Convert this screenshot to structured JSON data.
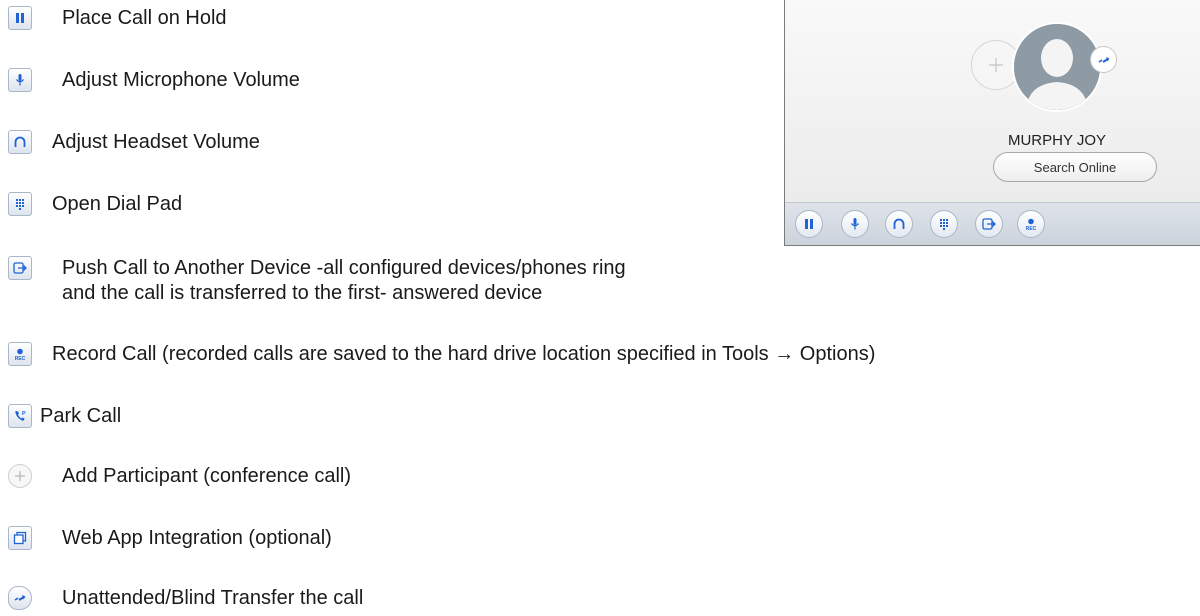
{
  "legend": [
    {
      "icon": "pause-icon",
      "label": "Place Call on Hold"
    },
    {
      "icon": "microphone-icon",
      "label": "Adjust Microphone Volume"
    },
    {
      "icon": "headset-icon",
      "label": "Adjust Headset Volume"
    },
    {
      "icon": "dial-pad-icon",
      "label": "Open Dial Pad"
    },
    {
      "icon": "push-call-icon",
      "label": "Push Call to Another Device -all configured devices/phones ring",
      "label_line2": "and the call is transferred to the first- answered device"
    },
    {
      "icon": "record-icon",
      "label": "Record Call (recorded calls are saved to the hard drive location specified in Tools → Options)"
    },
    {
      "icon": "park-call-icon",
      "label": "Park Call"
    },
    {
      "icon": "add-participant-icon",
      "label": "Add Participant (conference call)"
    },
    {
      "icon": "web-app-icon",
      "label": "Web App Integration (optional)"
    },
    {
      "icon": "blind-transfer-icon",
      "label": "Unattended/Blind Transfer the call"
    }
  ],
  "call_panel": {
    "contact_name": "MURPHY JOY",
    "search_online_label": "Search Online",
    "record_label": "REC",
    "toolbar": [
      "pause-icon",
      "microphone-icon",
      "headset-icon",
      "dial-pad-icon",
      "push-call-icon",
      "record-icon"
    ]
  },
  "colors": {
    "accent": "#1f63d6",
    "icon_border": "#a9b7c8",
    "panel_bg": "#efefef",
    "toolbar_bg": "#d6dce4"
  }
}
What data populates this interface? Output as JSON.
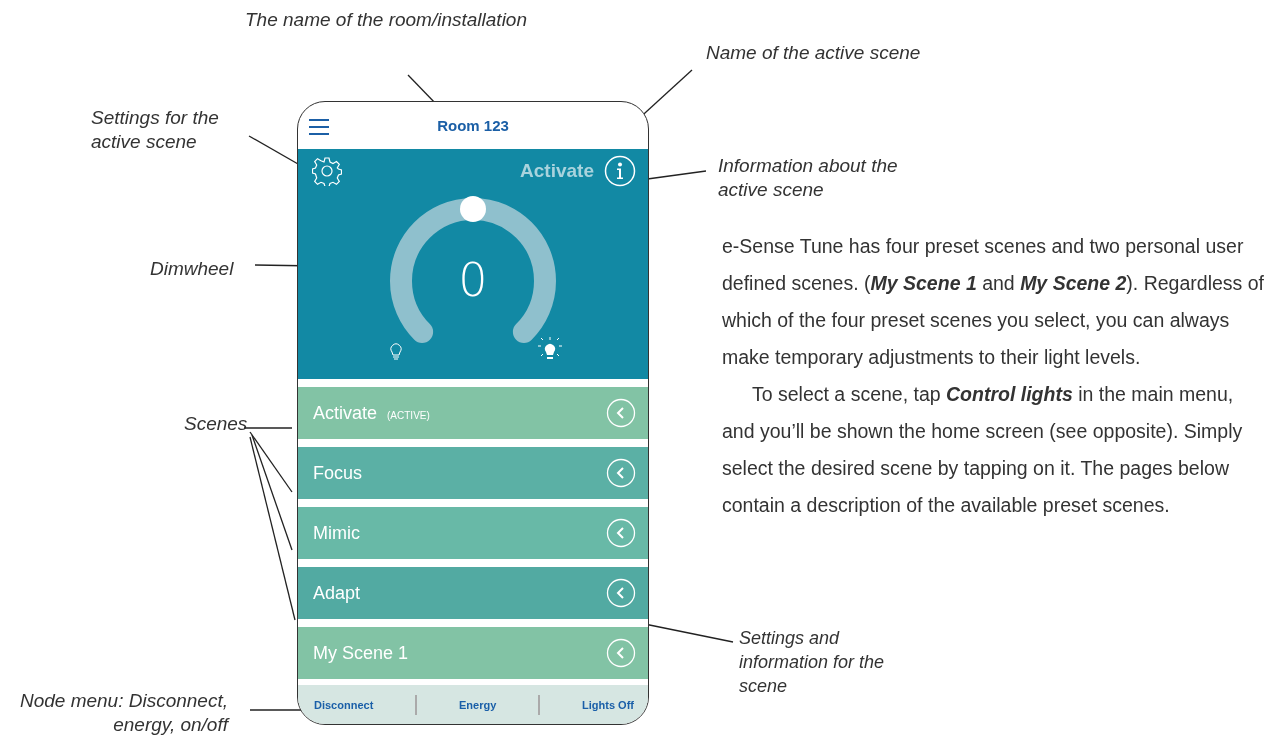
{
  "annotations": [
    {
      "text": "The name of the room/installation"
    },
    {
      "text": "Name of the active scene"
    },
    {
      "text": "Settings for the active scene"
    },
    {
      "text": "Information about the active scene"
    },
    {
      "text": "Dimwheel"
    },
    {
      "text": "Scenes"
    },
    {
      "text": "Settings and information for the scene"
    },
    {
      "text": "Node menu: Disconnect, energy, on/off"
    }
  ],
  "app": {
    "title": "Room 123",
    "active_scene": "Activate",
    "dimwheel": {
      "level": 0.5,
      "reading": "0"
    },
    "scenes": [
      {
        "name": "Activate",
        "tag": "(ACTIVE)",
        "color": "#82c3a5"
      },
      {
        "name": "Focus",
        "color": "#5bb0a5"
      },
      {
        "name": "Mimic",
        "color": "#68b9a7"
      },
      {
        "name": "Adapt",
        "color": "#52aaa2"
      },
      {
        "name": "My Scene 1",
        "color": "#82c3a5"
      }
    ],
    "footer": [
      "Disconnect",
      "Energy",
      "Lights Off"
    ]
  },
  "body_text": [
    "e-Sense Tune has four preset scenes and two personal user defined scenes. (**My Scene 1** and **My Scene 2**). Regardless of which of the four preset scenes you select, you can always make temporary adjustments to their light levels.",
    "To select a scene, tap **Control lights** in the main menu, and you’ll be shown the home screen (see opposite). Simply select the desired scene by tapping on it. The pages below contain a description of the available preset scenes."
  ]
}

--------

Which lines contain "this"? Show each of them.

_Task output_.
Convert this screenshot to structured JSON data.
What data populates this interface? Output as JSON.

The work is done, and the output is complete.